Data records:
· · ·

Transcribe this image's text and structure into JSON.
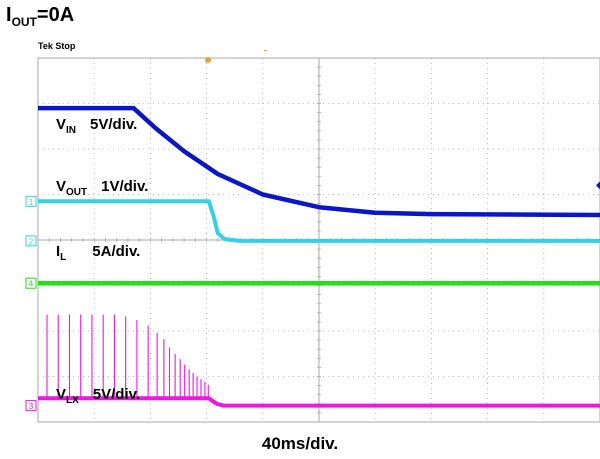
{
  "heading": {
    "main": "I",
    "sub": "OUT",
    "tail": "=0A"
  },
  "scope_status": "Tek Stop",
  "time_scale": "40ms/div.",
  "colors": {
    "vin": "#0a17c8",
    "vout": "#36cfe6",
    "il": "#22e01a",
    "vlx": "#ec18e0",
    "grid": "#a9a9a9",
    "trigger": "#e8a23a"
  },
  "channels": [
    {
      "key": "vin",
      "main": "V",
      "sub": "IN",
      "scale": "5V/div."
    },
    {
      "key": "vout",
      "main": "V",
      "sub": "OUT",
      "scale": "1V/div."
    },
    {
      "key": "il",
      "main": "I",
      "sub": "L",
      "scale": "5A/div."
    },
    {
      "key": "vlx",
      "main": "V",
      "sub": "LX",
      "scale": "5V/div."
    }
  ],
  "markers": {
    "ch1": "1",
    "ch2": "2",
    "ch3": "3",
    "ch4": "4"
  },
  "chart_data": {
    "type": "line",
    "x_unit": "div",
    "y_unit": "div",
    "x_range": [
      0,
      10
    ],
    "y_range": [
      0,
      8
    ],
    "grid": true,
    "series": [
      {
        "name": "VIN",
        "points": [
          [
            0,
            6.9
          ],
          [
            1.7,
            6.9
          ],
          [
            2.1,
            6.45
          ],
          [
            2.6,
            5.95
          ],
          [
            3.2,
            5.45
          ],
          [
            4.0,
            5.0
          ],
          [
            5.0,
            4.72
          ],
          [
            6.0,
            4.6
          ],
          [
            7.0,
            4.57
          ],
          [
            10,
            4.55
          ]
        ]
      },
      {
        "name": "VOUT",
        "points": [
          [
            0,
            4.85
          ],
          [
            3.04,
            4.85
          ],
          [
            3.12,
            4.55
          ],
          [
            3.2,
            4.15
          ],
          [
            3.32,
            4.02
          ],
          [
            3.6,
            3.98
          ],
          [
            10,
            3.98
          ]
        ]
      },
      {
        "name": "IL",
        "points": [
          [
            0,
            3.05
          ],
          [
            10,
            3.05
          ]
        ]
      },
      {
        "name": "VLX",
        "points": [
          [
            0,
            0.52
          ],
          [
            3.04,
            0.52
          ],
          [
            3.18,
            0.4
          ],
          [
            3.3,
            0.36
          ],
          [
            10,
            0.36
          ]
        ],
        "pulses": [
          [
            0.16,
            2.36
          ],
          [
            0.36,
            2.36
          ],
          [
            0.56,
            2.36
          ],
          [
            0.76,
            2.36
          ],
          [
            0.96,
            2.36
          ],
          [
            1.16,
            2.36
          ],
          [
            1.36,
            2.36
          ],
          [
            1.56,
            2.32
          ],
          [
            1.76,
            2.24
          ],
          [
            1.96,
            2.12
          ],
          [
            2.12,
            1.96
          ],
          [
            2.24,
            1.82
          ],
          [
            2.34,
            1.64
          ],
          [
            2.44,
            1.5
          ],
          [
            2.53,
            1.38
          ],
          [
            2.61,
            1.26
          ],
          [
            2.69,
            1.16
          ],
          [
            2.76,
            1.08
          ],
          [
            2.83,
            1.0
          ],
          [
            2.9,
            0.94
          ],
          [
            2.97,
            0.88
          ],
          [
            3.03,
            0.82
          ]
        ]
      }
    ]
  }
}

· · ·

■ WORK TO DO:
Transcribe all the records above word for word, without their images.

■ SOLUTION:
Transcribe this image's text and structure into JSON.
{
  "heading": {
    "main": "I",
    "sub": "OUT",
    "tail": "=0A"
  },
  "scope_status": "Tek Stop",
  "time_scale": "40ms/div.",
  "colors": {
    "vin": "#0a17c8",
    "vout": "#36cfe6",
    "il": "#22e01a",
    "vlx": "#ec18e0",
    "grid": "#a9a9a9",
    "trigger": "#e8a23a"
  },
  "channels": [
    {
      "key": "vin",
      "main": "V",
      "sub": "IN",
      "scale": "5V/div."
    },
    {
      "key": "vout",
      "main": "V",
      "sub": "OUT",
      "scale": "1V/div."
    },
    {
      "key": "il",
      "main": "I",
      "sub": "L",
      "scale": "5A/div."
    },
    {
      "key": "vlx",
      "main": "V",
      "sub": "LX",
      "scale": "5V/div."
    }
  ],
  "markers": {
    "ch1": "1",
    "ch2": "2",
    "ch3": "3",
    "ch4": "4"
  },
  "chart_data": {
    "type": "line",
    "x_unit": "div",
    "y_unit": "div",
    "x_range": [
      0,
      10
    ],
    "y_range": [
      0,
      8
    ],
    "grid": true,
    "series": [
      {
        "name": "VIN",
        "points": [
          [
            0,
            6.9
          ],
          [
            1.7,
            6.9
          ],
          [
            2.1,
            6.45
          ],
          [
            2.6,
            5.95
          ],
          [
            3.2,
            5.45
          ],
          [
            4.0,
            5.0
          ],
          [
            5.0,
            4.72
          ],
          [
            6.0,
            4.6
          ],
          [
            7.0,
            4.57
          ],
          [
            10,
            4.55
          ]
        ]
      },
      {
        "name": "VOUT",
        "points": [
          [
            0,
            4.85
          ],
          [
            3.04,
            4.85
          ],
          [
            3.12,
            4.55
          ],
          [
            3.2,
            4.15
          ],
          [
            3.32,
            4.02
          ],
          [
            3.6,
            3.98
          ],
          [
            10,
            3.98
          ]
        ]
      },
      {
        "name": "IL",
        "points": [
          [
            0,
            3.05
          ],
          [
            10,
            3.05
          ]
        ]
      },
      {
        "name": "VLX",
        "points": [
          [
            0,
            0.52
          ],
          [
            3.04,
            0.52
          ],
          [
            3.18,
            0.4
          ],
          [
            3.3,
            0.36
          ],
          [
            10,
            0.36
          ]
        ],
        "pulses": [
          [
            0.16,
            2.36
          ],
          [
            0.36,
            2.36
          ],
          [
            0.56,
            2.36
          ],
          [
            0.76,
            2.36
          ],
          [
            0.96,
            2.36
          ],
          [
            1.16,
            2.36
          ],
          [
            1.36,
            2.36
          ],
          [
            1.56,
            2.32
          ],
          [
            1.76,
            2.24
          ],
          [
            1.96,
            2.12
          ],
          [
            2.12,
            1.96
          ],
          [
            2.24,
            1.82
          ],
          [
            2.34,
            1.64
          ],
          [
            2.44,
            1.5
          ],
          [
            2.53,
            1.38
          ],
          [
            2.61,
            1.26
          ],
          [
            2.69,
            1.16
          ],
          [
            2.76,
            1.08
          ],
          [
            2.83,
            1.0
          ],
          [
            2.9,
            0.94
          ],
          [
            2.97,
            0.88
          ],
          [
            3.03,
            0.82
          ]
        ]
      }
    ]
  }
}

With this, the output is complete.